• [Исходный текст]:
27 Философское возвращение к подлинному марксизму, а именно к его гуманистической и антропологической составляющей — вот ключевая цель коммунистического гуманизма. Коммунистический гуманизм, по мнению Фролова, — это гуманизм «новой цивилизации», то есть гуманизм «цивилизации техники и информации». Современные эволюционные процессы в технической сфере жизни общества стали основанием для утверждения «новых форм нравственности, новых принципов гуманизма» [Там же: 300]. Исходя из этого, коммунистический гуманизм истолковывается им в качестве совершенно новой системы ценностей. Системы ценностей, которая возникает не столько в границах социалистического способа производства, сколько в пространстве всемирной цивилизации.
28 Ключевым элементом такого проекта стала идея «реального гуманизма». В отличие от «гуманизма действия» Федосеева, подразумевавшего прежде всего личную и экзистенциальную ответственность, и «реального гуманизма» Петросян, нацеленного на критику буржуазной идеологии, «реальный гуманизм» Фролова предлагает в качестве высшей ценности человека как такового вне зависимости от его классовой принадлежности или политических взглядов. Последнее обстоятельство указывает на то, что подходы буржуазного светского гуманизма и социалистического гуманизма одинаково ограничены в решении современных глобальных проблем человечества. «Коммунистический гуманизм, этапом становления которого является его социалистическая форма — это именно “новый гуманизм”, соответствующий тем новым условиям, в которых оказалось человечество, в частности, в результате обострения глобальных проблем, появления реальной угрозы для существования человека и человечества» [там же: 300].

• [Исходные данные]:
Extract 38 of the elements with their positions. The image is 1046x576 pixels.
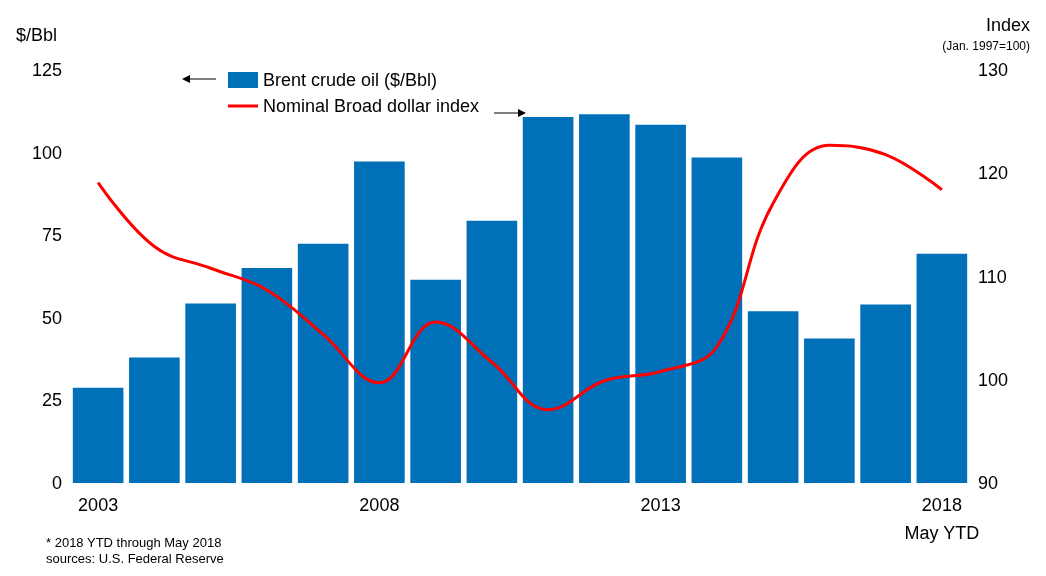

• [Задания]:
1: Выведите из исходного текста точную копию отрывка от слов «27 Философское возвращение» до слов «пространстве всемирной цивилизации.» включительно.
2: Ответьте, пожалуйста, на вопросы по исходному тексту:
(a) Гуманизмом какой цивилизации, по мнению Фролова, является коммунистический гуманизм?
(b) На что был нацелен «реальный гуманизм» Петросян?
(c) Что «реальный гуманизм» Фролова предлагает в качестве высшей ценности?

• [Ответы по заданиям]:
1:
27 Философское возвращение к подлинному марксизму, а именно к его гуманистической и антропологической составляющей — вот ключевая цель коммунистического гуманизма. Коммунистический гуманизм, по мнению Фролова, — это гуманизм «новой цивилизации», то есть гуманизм «цивилизации техники и информации». Современные эволюционные процессы в технической сфере жизни общества стали основанием для утверждения «новых форм нравственности, новых принципов гуманизма» [Там же: 300]. Исходя из этого, коммунистический гуманизм истолковывается им в качестве совершенно новой системы ценностей. Системы ценностей, которая возникает не столько в границах социалистического способа производства, сколько в пространстве всемирной цивилизации.

2:
(a) Гуманизмом «новой цивилизации», то есть «цивилизации техники и информации».
(b) На критику буржуазной идеологии.
(c) Человека как такового вне зависимости от его классовой принадлежности или политических взглядов.